Information supplied:
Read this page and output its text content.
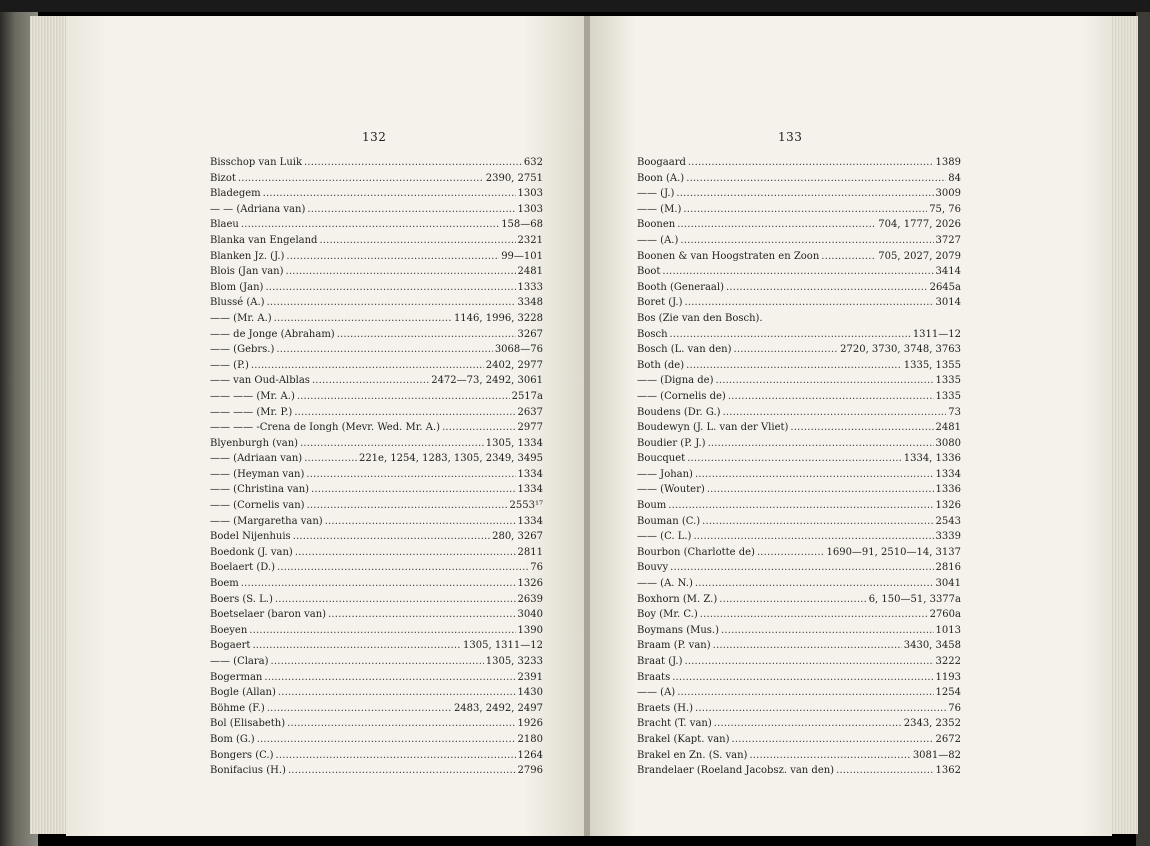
132	133
Bisschop van Luik . . .	632
Bizot . . .	2390, 2751
Bladegem . . .	1303
— — (Adriana van) . . .	1303
Blaeu . . .	158—68
Blanka van Engeland . . .	2321
Blanken Jz. (J.) . . .	99—101
Blois (Jan van) . . .	2481
Blom (Jan) . . .	1333
Blussé (A.) . . .	3348
—— (Mr. A.) . . .	1146, 1996, 3228
—— de Jonge (Abraham) . . .	3267
—— (Gebrs.) . . .	3068—76
—— (P.) . . .	2402, 2977
—— van Oud-Alblas . . .	2472—73, 2492, 3061
—— —— (Mr. A.) . . .	2517a
—— —— (Mr. P.) . . .	2637
—— —— -Crena de Iongh (Mevr. Wed. Mr. A.) . . .	2977
Blyenburgh (van) . . .	1305, 1334
—— (Adriaan van) . . .	221e, 1254, 1283, 1305, 2349, 3495
—— (Heyman van) . . .	1334
—— (Christina van) . . .	1334
—— (Cornelis van) . . .	2553¹⁷
—— (Margaretha van) . . .	1334
Bodel Nijenhuis . . .	280, 3267
Boedonk (J. van) . . .	2811
Boelaert (D.) . . .	76
Boem . . .	1326
Boers (S. L.) . . .	2639
Boetselaer (baron van) . . .	3040
Boeyen . . .	1390
Bogaert . . .	1305, 1311—12
—— (Clara) . . .	1305, 3233
Bogerman . . .	2391
Bogle (Allan) . . .	1430
Böhme (F.) . . .	2483, 2492, 2497
Bol (Elisabeth) . . .	1926
Bom (G.) . . .	2180
Bongers (C.) . . .	1264
Bonifacius (H.) . . .	2796
Boogaard . . .	1389
Boon (A.) . . .	84
—— (J.) . . .	3009
—— (M.) . . .	75, 76
Boonen . . .	704, 1777, 2026
—— (A.) . . .	3727
Boonen & van Hoogstraten en Zoon . . .	705, 2027, 2079
Boot . . .	3414
Booth (Generaal) . . .	2645a
Boret (J.) . . .	3014
Bos (Zie van den Bosch).
Bosch . . .	1311—12
Bosch (L. van den) . . .	2720, 3730, 3748, 3763
Both (de) . . .	1335, 1355
—— (Digna de) . . .	1335
—— (Cornelis de) . . .	1335
Boudens (Dr. G.) . . .	73
Boudewyn (J. L. van der Vliet) . . .	2481
Boudier (P. J.) . . .	3080
Boucquet . . .	1334, 1336
—— Johan) . . .	1334
—— (Wouter) . . .	1336
Boum . . .	1326
Bouman (C.) . . .	2543
—— (C. L.) . . .	3339
Bourbon (Charlotte de) . . .	1690—91, 2510—14, 3137
Bouvy . . .	2816
—— (A. N.) . . .	3041
Boxhorn (M. Z.) . . .	6, 150—51, 3377a
Boy (Mr. C.) . . .	2760a
Boymans (Mus.) . . .	1013
Braam (P. van) . . .	3430, 3458
Braat (J.) . . .	3222
Braats . . .	1193
—— (A) . . .	1254
Braets (H.) . . .	76
Bracht (T. van) . . .	2343, 2352
Brakel (Kapt. van) . . .	2672
Brakel en Zn. (S. van) . . .	3081—82
Brandelaer (Roeland Jacobsz. van den) . . .	1362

The request:
Copy out each line of the records that holds the string "Bosch".

The output:
Bos (Zie van den Bosch).
Bosch . . .	1311—12
Bosch (L. van den) . . .	2720, 3730, 3748, 3763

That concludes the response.